[Saved entries]
::::
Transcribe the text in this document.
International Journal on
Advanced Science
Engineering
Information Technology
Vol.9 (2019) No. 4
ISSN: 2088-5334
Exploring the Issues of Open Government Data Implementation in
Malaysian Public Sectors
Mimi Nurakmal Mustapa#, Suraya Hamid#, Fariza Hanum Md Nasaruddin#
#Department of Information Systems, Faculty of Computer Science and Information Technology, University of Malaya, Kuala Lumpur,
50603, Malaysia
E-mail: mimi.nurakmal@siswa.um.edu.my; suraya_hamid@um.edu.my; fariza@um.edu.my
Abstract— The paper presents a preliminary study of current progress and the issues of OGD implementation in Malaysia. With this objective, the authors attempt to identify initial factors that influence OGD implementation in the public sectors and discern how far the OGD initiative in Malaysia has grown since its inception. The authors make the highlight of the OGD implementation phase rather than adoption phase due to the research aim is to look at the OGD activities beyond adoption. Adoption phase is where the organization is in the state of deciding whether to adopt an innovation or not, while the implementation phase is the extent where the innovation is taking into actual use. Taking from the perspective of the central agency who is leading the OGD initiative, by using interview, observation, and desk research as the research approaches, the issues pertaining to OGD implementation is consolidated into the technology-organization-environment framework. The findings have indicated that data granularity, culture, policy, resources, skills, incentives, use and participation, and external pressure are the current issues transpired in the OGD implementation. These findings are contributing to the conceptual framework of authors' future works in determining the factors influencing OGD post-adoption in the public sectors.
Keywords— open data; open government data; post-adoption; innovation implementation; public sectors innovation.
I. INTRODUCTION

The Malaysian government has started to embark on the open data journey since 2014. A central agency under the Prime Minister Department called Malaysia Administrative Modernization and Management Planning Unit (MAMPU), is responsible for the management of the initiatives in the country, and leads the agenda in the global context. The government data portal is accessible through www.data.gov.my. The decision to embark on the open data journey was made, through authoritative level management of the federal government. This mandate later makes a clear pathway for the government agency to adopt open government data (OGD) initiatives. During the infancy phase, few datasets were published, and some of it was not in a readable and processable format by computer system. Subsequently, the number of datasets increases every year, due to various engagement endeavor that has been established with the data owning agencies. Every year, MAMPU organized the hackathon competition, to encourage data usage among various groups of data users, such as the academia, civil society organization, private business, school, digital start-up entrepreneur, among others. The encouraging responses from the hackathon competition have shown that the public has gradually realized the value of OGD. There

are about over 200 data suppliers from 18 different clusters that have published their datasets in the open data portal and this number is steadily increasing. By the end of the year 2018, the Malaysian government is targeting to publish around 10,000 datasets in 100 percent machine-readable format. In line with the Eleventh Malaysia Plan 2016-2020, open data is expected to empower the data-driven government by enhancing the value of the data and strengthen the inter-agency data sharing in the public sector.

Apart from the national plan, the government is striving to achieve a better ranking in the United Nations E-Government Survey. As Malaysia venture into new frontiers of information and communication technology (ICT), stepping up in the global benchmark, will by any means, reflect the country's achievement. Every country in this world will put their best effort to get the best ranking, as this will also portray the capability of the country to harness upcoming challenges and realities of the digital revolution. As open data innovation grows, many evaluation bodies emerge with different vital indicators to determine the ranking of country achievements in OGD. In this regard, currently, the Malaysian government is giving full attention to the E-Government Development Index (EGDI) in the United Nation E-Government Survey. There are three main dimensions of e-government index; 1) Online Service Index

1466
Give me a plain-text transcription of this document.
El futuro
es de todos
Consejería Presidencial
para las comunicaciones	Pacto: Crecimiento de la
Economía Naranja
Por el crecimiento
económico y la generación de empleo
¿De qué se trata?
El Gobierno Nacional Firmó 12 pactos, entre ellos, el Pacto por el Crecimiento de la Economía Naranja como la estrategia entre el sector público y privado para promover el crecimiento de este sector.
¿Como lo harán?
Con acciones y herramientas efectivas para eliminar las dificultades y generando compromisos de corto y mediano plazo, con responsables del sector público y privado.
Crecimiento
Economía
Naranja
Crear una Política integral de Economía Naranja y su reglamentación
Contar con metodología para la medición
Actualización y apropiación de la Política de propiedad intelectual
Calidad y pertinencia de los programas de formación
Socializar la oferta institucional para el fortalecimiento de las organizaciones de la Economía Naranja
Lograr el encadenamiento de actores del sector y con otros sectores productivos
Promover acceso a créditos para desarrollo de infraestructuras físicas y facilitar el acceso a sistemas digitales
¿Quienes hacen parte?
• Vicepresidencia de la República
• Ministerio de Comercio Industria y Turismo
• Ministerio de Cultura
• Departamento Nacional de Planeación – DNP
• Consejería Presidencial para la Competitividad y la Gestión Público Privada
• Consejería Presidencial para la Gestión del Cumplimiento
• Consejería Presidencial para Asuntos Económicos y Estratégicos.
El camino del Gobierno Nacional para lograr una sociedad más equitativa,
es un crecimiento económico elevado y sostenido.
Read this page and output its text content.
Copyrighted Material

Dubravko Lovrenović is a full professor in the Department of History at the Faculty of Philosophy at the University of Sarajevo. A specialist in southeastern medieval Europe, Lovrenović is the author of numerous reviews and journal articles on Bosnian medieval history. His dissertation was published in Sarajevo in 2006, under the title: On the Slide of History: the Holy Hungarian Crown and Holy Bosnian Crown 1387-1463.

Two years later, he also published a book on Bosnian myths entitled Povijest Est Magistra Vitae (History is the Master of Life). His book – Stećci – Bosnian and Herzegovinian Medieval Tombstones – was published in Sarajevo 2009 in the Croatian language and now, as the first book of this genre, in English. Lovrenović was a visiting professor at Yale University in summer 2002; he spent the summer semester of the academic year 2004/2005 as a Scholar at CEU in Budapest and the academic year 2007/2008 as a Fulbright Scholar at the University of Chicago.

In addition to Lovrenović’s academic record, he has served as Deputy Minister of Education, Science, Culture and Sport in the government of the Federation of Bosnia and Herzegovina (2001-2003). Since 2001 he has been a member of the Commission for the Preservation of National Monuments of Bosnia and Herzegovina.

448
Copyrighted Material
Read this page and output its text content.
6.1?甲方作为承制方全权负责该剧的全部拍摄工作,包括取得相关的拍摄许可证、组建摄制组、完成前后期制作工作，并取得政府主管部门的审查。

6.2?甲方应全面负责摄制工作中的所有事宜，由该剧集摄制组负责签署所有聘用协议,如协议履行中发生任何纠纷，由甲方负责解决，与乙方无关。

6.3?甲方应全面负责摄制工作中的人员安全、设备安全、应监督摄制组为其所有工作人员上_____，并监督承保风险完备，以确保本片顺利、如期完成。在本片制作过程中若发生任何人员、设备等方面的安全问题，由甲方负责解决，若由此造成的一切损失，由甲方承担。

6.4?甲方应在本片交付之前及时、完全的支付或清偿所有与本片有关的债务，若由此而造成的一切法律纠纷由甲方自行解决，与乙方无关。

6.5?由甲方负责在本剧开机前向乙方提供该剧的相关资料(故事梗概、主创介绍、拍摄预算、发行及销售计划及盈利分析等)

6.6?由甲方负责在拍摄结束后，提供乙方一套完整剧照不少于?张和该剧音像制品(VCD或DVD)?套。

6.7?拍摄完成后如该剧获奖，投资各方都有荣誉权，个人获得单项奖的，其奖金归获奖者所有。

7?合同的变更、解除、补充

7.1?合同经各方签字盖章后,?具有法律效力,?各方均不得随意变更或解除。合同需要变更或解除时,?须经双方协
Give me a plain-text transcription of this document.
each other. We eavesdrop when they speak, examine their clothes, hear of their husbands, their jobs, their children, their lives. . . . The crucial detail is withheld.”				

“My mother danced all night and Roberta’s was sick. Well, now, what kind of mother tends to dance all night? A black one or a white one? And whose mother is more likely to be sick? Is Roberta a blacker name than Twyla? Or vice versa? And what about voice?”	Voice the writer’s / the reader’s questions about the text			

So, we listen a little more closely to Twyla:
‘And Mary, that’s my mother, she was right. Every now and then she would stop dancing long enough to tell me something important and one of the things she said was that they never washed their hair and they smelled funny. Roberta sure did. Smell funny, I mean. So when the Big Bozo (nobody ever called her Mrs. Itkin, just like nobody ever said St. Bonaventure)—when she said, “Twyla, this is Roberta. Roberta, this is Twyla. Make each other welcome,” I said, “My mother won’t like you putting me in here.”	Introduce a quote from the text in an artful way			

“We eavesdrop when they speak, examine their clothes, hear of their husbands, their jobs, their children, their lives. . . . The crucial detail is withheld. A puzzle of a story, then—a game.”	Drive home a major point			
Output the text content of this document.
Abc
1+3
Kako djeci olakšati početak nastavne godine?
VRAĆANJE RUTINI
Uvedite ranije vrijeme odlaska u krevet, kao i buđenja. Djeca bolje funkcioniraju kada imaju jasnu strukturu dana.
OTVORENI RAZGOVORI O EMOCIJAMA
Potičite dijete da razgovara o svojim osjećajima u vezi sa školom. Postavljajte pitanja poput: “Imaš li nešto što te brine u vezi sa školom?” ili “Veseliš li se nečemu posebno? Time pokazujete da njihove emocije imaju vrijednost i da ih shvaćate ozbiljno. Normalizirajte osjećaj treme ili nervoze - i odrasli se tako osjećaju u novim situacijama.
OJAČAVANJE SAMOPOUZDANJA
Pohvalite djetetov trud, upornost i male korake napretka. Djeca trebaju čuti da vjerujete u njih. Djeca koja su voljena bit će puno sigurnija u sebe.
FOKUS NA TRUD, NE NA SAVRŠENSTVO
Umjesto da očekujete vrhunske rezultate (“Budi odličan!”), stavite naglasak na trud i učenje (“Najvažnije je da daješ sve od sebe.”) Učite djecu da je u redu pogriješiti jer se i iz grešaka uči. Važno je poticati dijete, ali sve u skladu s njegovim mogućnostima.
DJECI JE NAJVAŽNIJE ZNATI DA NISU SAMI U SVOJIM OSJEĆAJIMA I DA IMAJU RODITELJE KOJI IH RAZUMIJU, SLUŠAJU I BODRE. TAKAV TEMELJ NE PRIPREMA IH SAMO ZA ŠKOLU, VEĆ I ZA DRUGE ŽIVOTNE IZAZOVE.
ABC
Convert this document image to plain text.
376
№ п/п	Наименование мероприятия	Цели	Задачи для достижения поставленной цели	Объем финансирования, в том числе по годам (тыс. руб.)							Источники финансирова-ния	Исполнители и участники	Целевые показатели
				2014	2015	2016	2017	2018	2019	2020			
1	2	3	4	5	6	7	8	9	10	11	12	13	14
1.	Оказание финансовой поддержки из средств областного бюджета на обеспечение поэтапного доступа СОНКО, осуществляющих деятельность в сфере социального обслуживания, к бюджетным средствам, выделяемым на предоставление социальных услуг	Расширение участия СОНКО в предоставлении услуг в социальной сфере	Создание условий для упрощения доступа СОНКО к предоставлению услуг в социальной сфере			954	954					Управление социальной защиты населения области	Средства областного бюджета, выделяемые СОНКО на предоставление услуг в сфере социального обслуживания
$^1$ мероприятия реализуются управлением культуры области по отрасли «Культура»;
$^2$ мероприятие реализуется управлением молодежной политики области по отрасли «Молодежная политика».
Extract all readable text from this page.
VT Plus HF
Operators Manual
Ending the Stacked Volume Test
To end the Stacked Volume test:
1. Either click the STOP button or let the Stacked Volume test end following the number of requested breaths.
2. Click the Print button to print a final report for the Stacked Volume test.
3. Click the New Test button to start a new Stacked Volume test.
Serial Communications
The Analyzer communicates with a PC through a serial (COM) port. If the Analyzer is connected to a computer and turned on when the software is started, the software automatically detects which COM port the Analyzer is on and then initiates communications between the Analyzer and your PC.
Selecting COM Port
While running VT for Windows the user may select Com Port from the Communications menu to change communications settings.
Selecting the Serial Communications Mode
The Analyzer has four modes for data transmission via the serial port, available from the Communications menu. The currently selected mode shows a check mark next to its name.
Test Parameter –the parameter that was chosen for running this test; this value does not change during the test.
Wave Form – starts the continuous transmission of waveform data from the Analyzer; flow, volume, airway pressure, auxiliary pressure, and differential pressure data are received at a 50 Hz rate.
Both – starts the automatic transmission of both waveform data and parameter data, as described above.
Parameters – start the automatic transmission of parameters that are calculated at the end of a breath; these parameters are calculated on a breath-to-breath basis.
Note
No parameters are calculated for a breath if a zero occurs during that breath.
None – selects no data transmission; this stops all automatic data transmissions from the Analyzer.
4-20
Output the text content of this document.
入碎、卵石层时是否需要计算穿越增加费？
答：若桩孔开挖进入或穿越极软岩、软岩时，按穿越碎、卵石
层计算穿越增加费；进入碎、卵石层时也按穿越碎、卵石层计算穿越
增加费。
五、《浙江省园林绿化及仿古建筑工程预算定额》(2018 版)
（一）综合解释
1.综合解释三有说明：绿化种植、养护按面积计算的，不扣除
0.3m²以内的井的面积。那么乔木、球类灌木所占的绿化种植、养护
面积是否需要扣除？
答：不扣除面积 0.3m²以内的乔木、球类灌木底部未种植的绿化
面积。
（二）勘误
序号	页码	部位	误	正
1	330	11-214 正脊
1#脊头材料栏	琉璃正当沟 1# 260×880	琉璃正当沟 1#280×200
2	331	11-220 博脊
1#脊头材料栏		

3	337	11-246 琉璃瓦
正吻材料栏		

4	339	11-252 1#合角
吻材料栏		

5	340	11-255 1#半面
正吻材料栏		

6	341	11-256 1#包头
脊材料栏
::::
STATED GOAL: Of all the lines above, how many contain "Nacional"? Give the number and nothing more.

TASK OUTPUT: 3